Data rows:
+ + + + + + +

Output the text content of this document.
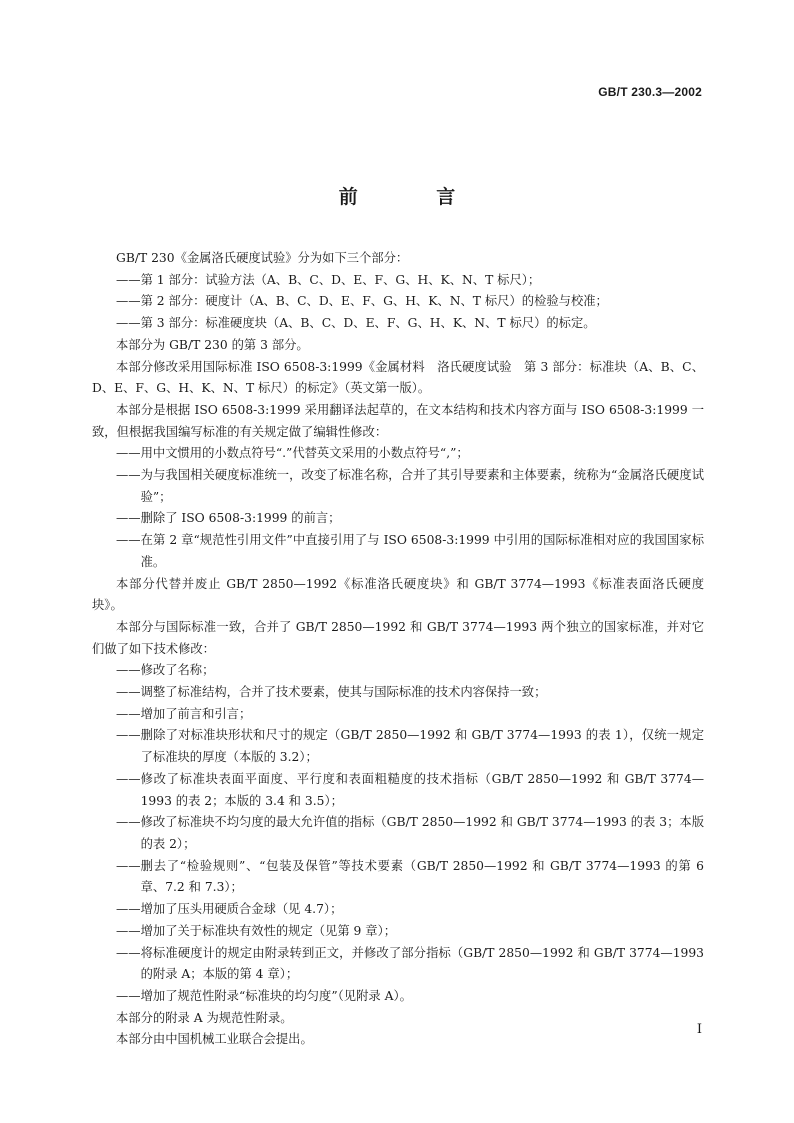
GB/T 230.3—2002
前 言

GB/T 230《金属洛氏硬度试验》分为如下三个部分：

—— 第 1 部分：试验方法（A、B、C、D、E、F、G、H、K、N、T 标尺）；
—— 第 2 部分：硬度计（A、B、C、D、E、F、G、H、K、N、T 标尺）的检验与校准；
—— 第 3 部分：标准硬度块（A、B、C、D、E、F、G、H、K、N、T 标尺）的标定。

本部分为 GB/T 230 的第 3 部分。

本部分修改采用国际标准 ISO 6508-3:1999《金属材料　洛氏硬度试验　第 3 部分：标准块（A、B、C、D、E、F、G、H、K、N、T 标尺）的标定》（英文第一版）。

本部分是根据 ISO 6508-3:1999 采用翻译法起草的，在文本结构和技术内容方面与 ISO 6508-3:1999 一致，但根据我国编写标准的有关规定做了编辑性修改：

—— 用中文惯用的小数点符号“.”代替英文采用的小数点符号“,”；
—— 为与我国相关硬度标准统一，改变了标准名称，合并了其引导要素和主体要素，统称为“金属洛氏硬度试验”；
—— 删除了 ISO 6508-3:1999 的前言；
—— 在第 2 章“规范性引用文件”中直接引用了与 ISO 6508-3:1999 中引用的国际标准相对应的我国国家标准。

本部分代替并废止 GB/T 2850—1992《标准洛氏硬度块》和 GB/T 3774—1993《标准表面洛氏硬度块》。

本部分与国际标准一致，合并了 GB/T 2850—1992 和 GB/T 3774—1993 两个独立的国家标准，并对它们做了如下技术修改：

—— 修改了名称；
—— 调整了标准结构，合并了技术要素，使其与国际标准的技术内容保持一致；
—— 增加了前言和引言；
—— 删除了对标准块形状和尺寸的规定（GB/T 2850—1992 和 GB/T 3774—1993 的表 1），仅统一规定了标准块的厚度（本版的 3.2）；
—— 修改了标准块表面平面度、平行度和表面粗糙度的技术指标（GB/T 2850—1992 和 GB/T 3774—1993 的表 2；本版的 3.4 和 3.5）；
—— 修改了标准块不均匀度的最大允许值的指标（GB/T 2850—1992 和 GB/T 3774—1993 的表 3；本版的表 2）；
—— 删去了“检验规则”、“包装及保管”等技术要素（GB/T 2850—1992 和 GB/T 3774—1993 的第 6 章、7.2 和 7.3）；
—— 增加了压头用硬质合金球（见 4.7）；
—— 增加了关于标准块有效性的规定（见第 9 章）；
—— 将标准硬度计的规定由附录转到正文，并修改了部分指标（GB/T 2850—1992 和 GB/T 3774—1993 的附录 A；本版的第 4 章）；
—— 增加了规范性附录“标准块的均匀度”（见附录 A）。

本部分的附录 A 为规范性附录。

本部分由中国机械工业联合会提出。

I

+ + + + + + +

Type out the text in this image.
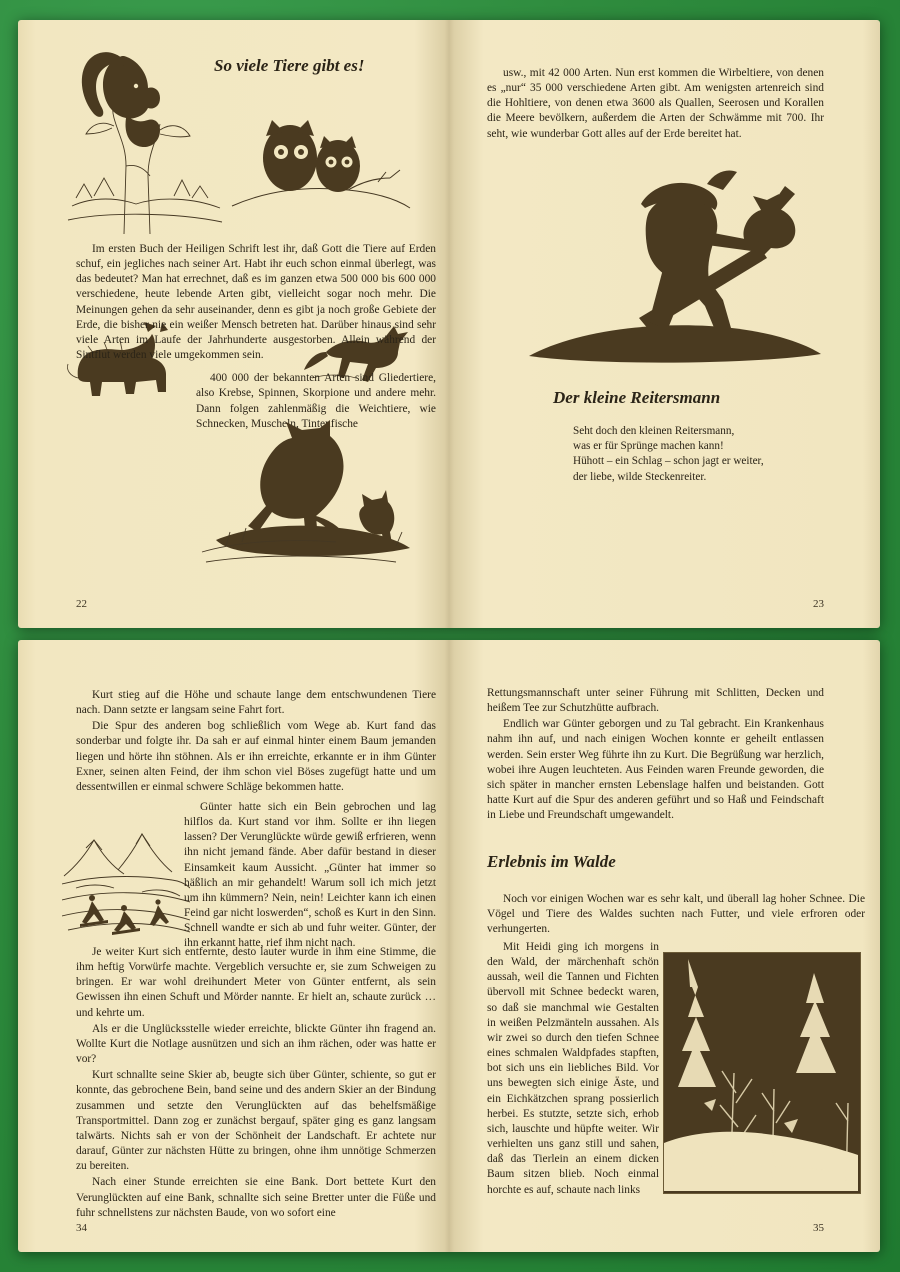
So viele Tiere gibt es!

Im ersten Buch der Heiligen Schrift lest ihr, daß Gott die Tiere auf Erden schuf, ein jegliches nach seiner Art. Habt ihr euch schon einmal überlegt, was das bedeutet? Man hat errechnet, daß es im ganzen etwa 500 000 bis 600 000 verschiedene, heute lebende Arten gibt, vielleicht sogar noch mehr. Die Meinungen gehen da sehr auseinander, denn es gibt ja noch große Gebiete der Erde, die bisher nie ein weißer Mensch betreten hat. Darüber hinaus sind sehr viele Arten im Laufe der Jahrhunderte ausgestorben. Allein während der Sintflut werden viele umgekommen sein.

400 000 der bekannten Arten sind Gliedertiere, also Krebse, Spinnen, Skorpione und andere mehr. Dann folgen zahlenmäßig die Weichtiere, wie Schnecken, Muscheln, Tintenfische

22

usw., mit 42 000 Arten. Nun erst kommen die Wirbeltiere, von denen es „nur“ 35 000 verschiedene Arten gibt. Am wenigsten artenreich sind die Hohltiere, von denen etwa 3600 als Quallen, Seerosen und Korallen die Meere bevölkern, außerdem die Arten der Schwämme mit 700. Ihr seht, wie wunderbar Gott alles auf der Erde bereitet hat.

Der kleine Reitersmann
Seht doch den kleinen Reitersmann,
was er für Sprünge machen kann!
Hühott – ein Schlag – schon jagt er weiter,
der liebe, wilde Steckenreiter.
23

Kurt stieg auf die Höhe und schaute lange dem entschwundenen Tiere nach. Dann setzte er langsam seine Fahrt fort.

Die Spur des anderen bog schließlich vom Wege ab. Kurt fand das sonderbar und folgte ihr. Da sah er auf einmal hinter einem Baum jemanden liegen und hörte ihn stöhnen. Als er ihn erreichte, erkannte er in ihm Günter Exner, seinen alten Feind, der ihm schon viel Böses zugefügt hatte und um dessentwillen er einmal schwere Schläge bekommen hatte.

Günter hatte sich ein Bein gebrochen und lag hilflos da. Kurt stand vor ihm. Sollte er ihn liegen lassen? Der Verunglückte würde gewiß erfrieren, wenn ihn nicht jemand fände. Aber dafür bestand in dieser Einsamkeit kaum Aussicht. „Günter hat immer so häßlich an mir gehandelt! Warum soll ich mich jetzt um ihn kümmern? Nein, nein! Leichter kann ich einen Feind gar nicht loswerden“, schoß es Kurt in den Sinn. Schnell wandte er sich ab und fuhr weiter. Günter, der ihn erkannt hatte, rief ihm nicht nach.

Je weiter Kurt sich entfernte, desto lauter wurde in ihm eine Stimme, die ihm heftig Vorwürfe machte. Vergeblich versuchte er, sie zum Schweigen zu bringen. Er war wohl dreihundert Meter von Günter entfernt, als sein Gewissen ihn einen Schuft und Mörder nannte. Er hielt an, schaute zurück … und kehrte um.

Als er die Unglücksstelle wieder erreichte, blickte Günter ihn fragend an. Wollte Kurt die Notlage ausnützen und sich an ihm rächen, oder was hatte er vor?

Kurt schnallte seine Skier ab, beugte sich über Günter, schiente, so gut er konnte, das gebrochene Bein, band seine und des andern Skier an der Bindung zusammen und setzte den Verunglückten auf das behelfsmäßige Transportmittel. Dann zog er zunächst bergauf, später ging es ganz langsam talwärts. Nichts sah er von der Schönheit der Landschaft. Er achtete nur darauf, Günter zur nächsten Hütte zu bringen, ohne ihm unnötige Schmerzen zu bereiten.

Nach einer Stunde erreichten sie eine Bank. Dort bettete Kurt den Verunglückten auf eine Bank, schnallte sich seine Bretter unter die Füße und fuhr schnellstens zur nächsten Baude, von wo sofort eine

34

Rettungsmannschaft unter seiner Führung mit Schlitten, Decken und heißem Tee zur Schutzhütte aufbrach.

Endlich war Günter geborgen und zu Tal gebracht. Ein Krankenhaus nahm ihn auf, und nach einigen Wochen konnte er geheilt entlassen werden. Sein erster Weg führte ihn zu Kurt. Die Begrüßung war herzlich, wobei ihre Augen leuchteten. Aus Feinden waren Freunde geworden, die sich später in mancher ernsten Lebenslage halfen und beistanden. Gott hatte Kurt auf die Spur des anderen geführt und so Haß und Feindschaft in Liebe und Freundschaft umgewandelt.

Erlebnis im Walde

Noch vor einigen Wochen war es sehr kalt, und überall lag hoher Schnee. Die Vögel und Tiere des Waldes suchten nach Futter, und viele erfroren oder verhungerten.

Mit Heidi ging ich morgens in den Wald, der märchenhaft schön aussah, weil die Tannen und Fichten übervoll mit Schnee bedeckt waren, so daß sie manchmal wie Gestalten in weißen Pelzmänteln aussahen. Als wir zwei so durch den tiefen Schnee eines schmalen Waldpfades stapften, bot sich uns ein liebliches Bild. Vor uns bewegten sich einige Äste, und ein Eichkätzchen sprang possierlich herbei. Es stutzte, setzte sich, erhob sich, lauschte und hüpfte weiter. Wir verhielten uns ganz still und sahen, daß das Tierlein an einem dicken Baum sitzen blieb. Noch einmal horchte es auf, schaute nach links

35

+ + + + + + +

Work instructions:
Going over the lines above, work out how many include "text", then give only that number.

Complete output:
2